:: Data provided ::

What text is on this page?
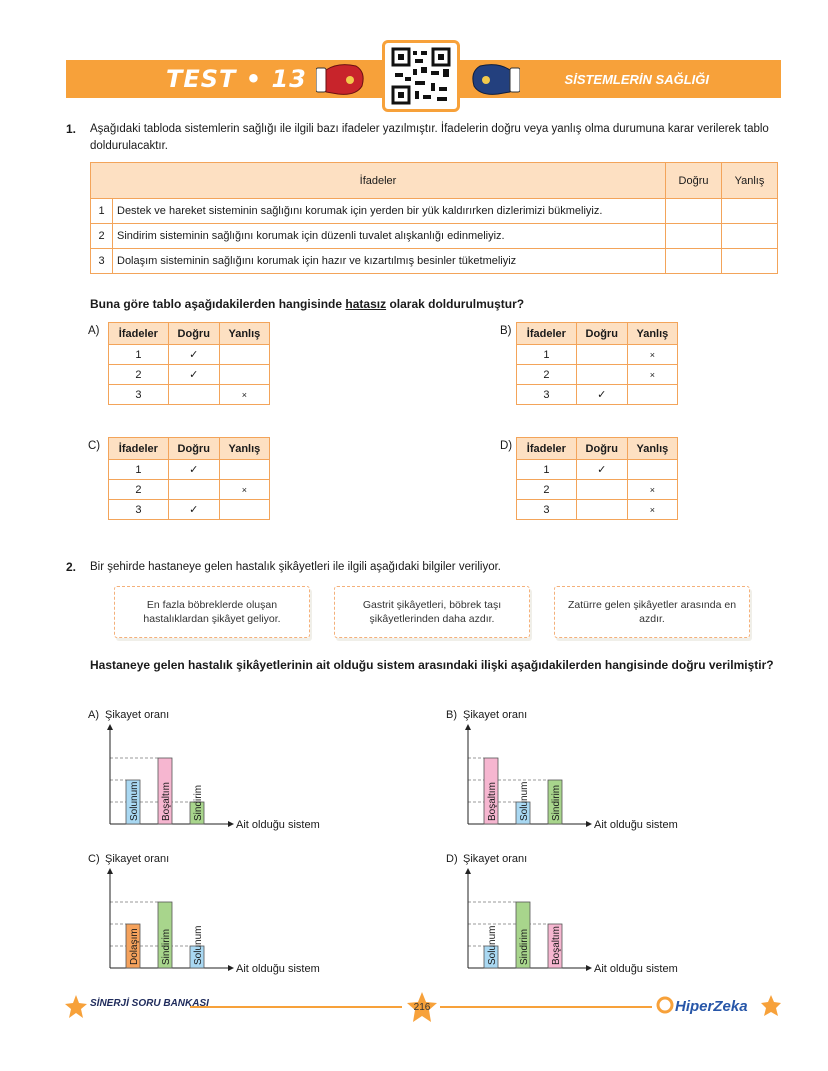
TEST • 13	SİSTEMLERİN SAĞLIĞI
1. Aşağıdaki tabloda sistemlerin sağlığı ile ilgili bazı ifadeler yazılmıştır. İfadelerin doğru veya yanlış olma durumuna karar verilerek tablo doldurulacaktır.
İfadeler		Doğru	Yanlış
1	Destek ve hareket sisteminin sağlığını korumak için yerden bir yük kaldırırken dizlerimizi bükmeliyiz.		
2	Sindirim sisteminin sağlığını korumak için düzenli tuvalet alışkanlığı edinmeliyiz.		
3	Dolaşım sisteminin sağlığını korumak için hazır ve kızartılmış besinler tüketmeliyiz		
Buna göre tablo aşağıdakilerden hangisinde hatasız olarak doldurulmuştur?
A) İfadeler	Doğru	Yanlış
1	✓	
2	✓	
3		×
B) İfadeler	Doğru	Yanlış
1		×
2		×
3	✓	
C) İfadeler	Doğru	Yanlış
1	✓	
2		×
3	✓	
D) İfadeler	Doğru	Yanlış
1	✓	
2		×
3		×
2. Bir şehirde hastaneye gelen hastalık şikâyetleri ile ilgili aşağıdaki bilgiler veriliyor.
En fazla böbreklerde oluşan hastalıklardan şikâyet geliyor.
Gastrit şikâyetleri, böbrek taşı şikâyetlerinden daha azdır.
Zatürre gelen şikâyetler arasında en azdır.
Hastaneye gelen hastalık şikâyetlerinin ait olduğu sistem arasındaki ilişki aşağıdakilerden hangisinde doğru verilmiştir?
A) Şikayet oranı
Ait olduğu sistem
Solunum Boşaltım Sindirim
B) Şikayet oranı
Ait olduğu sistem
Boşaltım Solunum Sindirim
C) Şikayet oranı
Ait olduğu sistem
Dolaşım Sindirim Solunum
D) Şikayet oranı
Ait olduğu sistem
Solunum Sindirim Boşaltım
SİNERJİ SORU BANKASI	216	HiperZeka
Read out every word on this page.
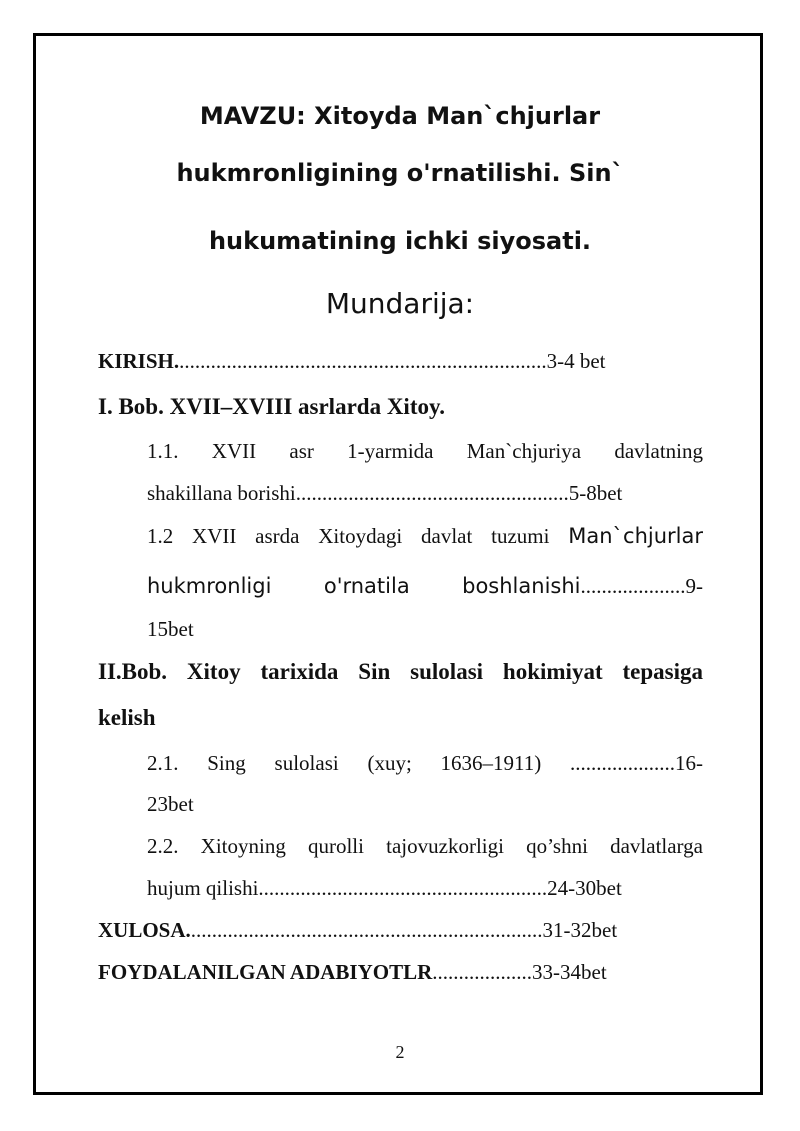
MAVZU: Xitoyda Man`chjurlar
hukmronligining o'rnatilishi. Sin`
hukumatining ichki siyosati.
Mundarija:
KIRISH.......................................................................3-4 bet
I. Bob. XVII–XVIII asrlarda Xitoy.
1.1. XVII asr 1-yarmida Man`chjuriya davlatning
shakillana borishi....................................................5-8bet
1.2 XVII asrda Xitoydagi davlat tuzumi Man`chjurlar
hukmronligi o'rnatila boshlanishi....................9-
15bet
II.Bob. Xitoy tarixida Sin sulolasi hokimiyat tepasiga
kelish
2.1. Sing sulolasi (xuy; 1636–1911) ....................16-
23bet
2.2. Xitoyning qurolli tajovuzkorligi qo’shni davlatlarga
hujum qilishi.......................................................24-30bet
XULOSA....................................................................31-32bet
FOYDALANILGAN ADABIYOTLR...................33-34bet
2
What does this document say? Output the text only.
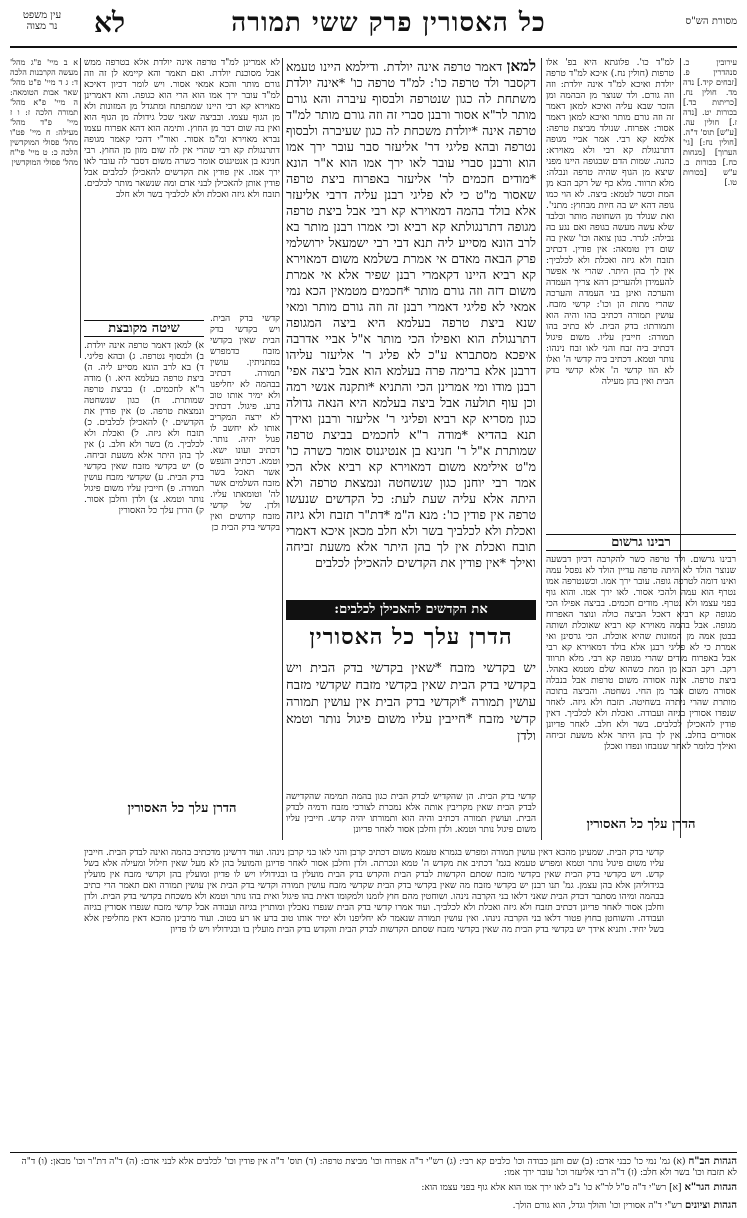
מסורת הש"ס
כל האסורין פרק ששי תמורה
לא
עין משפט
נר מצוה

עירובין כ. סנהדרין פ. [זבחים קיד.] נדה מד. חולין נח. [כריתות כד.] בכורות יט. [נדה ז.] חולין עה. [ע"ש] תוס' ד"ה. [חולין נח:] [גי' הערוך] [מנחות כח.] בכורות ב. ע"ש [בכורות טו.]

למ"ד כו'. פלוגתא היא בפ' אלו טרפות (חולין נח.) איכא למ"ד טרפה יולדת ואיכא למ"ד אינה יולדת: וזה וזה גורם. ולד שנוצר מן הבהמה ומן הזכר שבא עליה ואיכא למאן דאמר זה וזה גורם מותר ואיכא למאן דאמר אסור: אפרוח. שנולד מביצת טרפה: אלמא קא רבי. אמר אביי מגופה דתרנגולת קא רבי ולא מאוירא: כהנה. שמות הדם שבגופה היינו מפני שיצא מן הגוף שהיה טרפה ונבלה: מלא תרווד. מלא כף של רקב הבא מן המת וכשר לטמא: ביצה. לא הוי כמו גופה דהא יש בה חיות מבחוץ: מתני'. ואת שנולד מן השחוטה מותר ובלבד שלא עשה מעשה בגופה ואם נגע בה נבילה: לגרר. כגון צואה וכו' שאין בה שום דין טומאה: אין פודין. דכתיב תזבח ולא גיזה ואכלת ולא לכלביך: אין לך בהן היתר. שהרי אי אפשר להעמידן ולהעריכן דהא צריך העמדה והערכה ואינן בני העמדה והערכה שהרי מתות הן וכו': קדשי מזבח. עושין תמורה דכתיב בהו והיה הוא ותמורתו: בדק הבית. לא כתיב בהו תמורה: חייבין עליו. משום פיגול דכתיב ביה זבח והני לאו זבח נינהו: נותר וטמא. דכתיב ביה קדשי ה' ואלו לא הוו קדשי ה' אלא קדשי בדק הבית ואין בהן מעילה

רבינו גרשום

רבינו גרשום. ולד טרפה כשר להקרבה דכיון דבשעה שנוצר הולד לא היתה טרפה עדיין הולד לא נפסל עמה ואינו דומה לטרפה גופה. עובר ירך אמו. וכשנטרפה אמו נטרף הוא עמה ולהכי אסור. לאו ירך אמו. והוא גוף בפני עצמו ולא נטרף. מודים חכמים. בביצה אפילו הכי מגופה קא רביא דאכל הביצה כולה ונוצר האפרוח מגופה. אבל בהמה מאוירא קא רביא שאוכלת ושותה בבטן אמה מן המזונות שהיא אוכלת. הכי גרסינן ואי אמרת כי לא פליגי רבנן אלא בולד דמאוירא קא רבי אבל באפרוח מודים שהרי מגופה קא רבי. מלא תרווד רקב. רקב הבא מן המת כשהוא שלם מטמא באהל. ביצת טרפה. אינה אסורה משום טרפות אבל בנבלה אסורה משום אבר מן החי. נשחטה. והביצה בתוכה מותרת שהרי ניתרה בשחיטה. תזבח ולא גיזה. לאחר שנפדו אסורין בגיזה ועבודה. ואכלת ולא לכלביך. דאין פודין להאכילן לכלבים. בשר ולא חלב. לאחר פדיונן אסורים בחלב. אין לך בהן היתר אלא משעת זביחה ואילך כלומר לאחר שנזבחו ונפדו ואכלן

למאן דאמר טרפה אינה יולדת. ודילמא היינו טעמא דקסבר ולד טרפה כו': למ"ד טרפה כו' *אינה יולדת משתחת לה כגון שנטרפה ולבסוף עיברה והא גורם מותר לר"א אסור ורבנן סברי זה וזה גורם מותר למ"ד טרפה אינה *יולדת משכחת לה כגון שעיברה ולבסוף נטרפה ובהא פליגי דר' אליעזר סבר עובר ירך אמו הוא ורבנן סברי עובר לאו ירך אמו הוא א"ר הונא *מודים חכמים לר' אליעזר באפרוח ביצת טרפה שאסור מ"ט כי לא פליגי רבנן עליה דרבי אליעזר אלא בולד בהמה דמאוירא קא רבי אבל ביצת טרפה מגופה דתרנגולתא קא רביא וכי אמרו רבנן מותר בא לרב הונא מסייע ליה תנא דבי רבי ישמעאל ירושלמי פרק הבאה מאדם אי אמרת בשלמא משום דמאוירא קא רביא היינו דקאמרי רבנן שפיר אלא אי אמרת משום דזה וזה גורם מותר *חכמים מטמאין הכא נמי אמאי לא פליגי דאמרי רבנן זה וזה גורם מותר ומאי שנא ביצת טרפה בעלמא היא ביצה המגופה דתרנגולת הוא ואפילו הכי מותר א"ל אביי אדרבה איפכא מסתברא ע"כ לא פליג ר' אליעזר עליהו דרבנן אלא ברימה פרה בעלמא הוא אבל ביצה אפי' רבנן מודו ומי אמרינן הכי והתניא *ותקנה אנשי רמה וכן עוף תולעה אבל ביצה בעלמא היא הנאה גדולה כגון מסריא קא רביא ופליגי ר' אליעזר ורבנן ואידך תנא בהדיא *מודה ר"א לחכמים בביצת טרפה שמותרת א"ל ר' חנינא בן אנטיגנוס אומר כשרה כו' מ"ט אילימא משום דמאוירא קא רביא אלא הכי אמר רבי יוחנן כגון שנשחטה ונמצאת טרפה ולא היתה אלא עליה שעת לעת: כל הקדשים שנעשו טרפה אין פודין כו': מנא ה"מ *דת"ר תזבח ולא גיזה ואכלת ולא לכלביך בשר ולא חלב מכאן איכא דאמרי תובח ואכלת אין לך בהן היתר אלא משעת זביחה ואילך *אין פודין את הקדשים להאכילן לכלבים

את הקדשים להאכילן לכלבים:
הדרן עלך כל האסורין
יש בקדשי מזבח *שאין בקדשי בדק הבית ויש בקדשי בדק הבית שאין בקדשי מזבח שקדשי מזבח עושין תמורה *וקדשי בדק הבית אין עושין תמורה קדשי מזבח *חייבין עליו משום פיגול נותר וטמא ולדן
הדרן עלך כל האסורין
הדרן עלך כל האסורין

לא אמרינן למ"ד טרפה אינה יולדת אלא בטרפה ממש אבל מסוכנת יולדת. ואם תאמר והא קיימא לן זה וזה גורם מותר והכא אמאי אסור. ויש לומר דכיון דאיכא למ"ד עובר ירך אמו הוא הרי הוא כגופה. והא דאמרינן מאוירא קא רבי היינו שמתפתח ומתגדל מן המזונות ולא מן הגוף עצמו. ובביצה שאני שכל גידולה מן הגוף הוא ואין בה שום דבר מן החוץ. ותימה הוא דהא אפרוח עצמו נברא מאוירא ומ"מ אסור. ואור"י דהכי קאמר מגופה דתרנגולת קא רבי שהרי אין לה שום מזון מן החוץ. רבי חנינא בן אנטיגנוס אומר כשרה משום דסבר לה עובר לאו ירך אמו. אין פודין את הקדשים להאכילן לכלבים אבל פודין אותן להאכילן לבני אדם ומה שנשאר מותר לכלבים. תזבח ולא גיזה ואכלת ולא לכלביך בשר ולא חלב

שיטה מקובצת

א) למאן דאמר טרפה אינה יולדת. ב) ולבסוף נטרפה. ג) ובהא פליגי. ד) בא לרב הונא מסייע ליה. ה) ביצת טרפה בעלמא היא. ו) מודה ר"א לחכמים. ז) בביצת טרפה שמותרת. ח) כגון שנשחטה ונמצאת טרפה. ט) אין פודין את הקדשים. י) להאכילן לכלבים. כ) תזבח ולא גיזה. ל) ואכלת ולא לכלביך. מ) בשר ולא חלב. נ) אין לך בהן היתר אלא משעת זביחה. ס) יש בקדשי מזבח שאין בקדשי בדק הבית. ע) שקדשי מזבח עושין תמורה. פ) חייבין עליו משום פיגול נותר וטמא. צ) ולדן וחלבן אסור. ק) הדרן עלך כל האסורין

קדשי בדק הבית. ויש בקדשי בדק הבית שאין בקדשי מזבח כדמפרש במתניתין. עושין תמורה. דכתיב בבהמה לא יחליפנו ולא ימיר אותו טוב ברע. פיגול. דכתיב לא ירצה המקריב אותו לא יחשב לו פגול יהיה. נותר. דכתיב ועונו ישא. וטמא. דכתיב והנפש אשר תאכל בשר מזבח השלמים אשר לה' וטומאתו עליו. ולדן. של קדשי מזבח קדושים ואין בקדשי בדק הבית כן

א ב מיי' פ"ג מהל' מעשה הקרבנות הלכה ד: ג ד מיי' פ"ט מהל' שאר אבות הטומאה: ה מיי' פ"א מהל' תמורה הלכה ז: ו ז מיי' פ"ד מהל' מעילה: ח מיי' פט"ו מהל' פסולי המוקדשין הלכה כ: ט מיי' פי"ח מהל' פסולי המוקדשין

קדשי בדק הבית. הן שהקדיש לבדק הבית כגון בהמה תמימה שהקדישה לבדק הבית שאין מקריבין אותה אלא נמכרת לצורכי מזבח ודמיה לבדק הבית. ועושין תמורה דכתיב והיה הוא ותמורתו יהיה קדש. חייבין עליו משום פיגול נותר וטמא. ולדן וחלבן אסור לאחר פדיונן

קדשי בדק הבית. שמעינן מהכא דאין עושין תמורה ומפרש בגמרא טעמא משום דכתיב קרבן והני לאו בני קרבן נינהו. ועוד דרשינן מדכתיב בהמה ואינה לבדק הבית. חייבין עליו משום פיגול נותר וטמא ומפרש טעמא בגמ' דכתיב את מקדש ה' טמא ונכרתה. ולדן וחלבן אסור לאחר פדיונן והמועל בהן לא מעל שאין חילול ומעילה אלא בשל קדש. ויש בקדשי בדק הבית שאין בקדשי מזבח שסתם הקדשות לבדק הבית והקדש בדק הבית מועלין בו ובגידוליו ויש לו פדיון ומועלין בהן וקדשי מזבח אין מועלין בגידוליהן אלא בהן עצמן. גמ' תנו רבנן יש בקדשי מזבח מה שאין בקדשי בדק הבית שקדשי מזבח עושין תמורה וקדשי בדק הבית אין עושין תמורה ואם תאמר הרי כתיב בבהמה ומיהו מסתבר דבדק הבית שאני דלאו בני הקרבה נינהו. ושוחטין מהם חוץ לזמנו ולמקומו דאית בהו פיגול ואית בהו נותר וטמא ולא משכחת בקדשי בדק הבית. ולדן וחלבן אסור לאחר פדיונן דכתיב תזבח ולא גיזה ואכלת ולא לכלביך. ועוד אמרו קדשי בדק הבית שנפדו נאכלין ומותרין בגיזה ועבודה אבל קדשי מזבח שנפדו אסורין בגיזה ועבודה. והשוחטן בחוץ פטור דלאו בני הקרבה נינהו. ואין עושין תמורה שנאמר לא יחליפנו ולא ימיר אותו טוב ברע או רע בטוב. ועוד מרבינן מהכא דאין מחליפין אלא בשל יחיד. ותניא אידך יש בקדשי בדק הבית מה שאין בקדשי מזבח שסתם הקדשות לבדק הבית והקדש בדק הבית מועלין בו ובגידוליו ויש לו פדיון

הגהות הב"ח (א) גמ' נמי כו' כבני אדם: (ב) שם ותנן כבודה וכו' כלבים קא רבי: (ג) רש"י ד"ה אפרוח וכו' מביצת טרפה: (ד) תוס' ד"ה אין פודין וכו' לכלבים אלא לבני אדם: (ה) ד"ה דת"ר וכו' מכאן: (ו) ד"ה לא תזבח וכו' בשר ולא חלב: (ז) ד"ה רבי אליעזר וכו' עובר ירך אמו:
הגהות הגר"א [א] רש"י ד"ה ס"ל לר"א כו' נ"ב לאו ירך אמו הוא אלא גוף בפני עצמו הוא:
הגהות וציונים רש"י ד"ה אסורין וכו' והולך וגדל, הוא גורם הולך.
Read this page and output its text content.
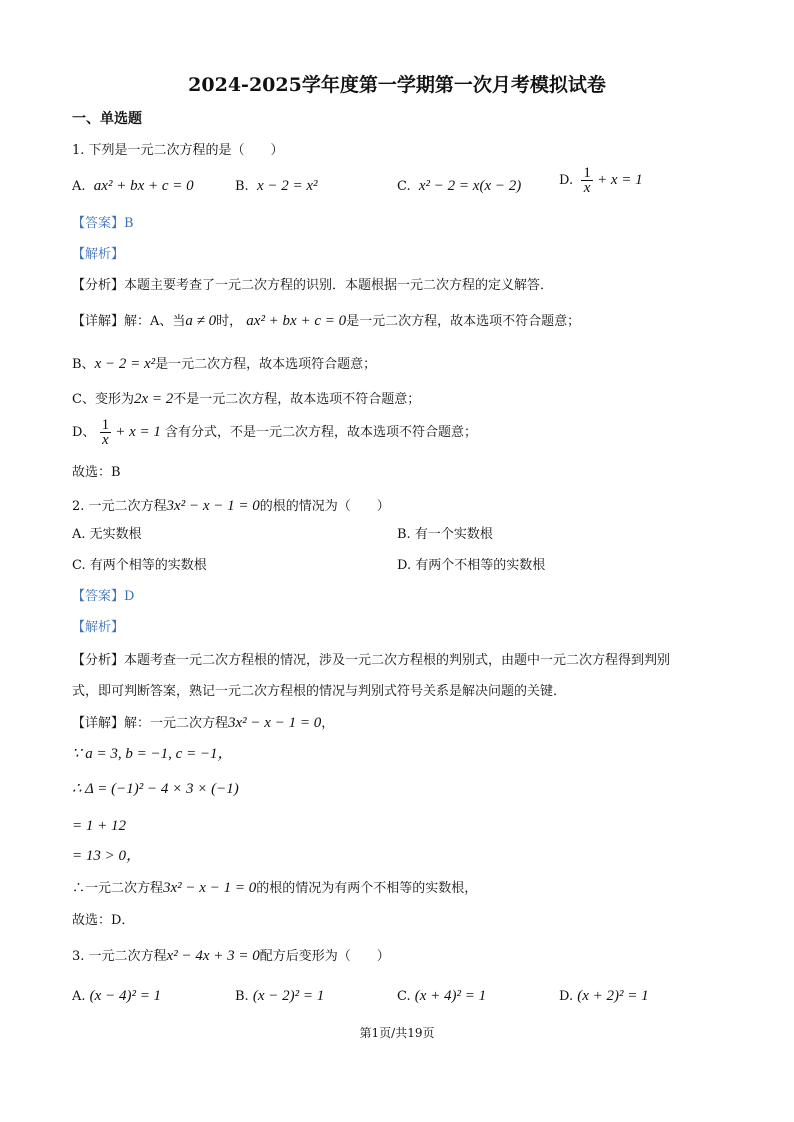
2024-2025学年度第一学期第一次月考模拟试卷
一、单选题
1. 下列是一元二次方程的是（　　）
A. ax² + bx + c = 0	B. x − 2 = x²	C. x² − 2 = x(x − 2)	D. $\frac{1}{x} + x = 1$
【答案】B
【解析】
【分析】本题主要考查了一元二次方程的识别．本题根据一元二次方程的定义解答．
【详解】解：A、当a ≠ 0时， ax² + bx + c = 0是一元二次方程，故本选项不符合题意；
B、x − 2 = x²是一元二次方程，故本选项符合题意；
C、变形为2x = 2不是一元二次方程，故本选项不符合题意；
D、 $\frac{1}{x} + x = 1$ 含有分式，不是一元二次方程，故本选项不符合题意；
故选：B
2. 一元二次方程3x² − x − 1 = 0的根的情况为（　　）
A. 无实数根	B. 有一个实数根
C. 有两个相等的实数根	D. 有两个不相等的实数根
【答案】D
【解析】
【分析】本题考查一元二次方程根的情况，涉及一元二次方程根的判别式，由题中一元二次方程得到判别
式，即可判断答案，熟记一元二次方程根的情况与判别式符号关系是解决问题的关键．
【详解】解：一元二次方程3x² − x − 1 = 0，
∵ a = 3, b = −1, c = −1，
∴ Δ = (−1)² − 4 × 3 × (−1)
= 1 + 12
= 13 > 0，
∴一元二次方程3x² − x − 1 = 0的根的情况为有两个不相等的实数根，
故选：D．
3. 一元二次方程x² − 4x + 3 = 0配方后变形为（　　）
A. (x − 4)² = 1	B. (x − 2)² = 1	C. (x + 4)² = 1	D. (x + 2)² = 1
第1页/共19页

:::

[Short problem] Gather from the records above every line containing the string "והיה".

[Result of the task]
למ"ד כו'. פלוגתא היא בפ' אלו טרפות (חולין נח.) איכא למ"ד טרפה יולדת ואיכא למ"ד אינה יולדת: וזה וזה גורם. ולד שנוצר מן הבהמה ומן הזכר שבא עליה ואיכא למאן דאמר זה וזה גורם מותר ואיכא למאן דאמר אסור: אפרוח. שנולד מביצת טרפה: אלמא קא רבי. אמר אביי מגופה דתרנגולת קא רבי ולא מאוירא: כהנה. שמות הדם שבגופה היינו מפני שיצא מן הגוף שהיה טרפה ונבלה: מלא תרווד. מלא כף של רקב הבא מן המת וכשר לטמא: ביצה. לא הוי כמו גופה דהא יש בה חיות מבחוץ: מתני'. ואת שנולד מן השחוטה מותר ובלבד שלא עשה מעשה בגופה ואם נגע בה נבילה: לגרר. כגון צואה וכו' שאין בה שום דין טומאה: אין פודין. דכתיב תזבח ולא גיזה ואכלת ולא לכלביך: אין לך בהן היתר. שהרי אי אפשר להעמידן ולהעריכן דהא צריך העמדה והערכה ואינן בני העמדה והערכה שהרי מתות הן וכו': קדשי מזבח. עושין תמורה דכתיב בהו והיה הוא ותמורתו: בדק הבית. לא כתיב בהו תמורה: חייבין עליו. משום פיגול דכתיב ביה זבח והני לאו זבח נינהו: נותר וטמא. דכתיב ביה קדשי ה' ואלו לא הוו קדשי ה' אלא קדשי בדק הבית ואין בהן מעילה
קדשי בדק הבית. הן שהקדיש לבדק הבית כגון בהמה תמימה שהקדישה לבדק הבית שאין מקריבין אותה אלא נמכרת לצורכי מזבח ודמיה לבדק הבית. ועושין תמורה דכתיב והיה הוא ותמורתו יהיה קדש. חייבין עליו משום פיגול נותר וטמא. ולדן וחלבן אסור לאחר פדיונן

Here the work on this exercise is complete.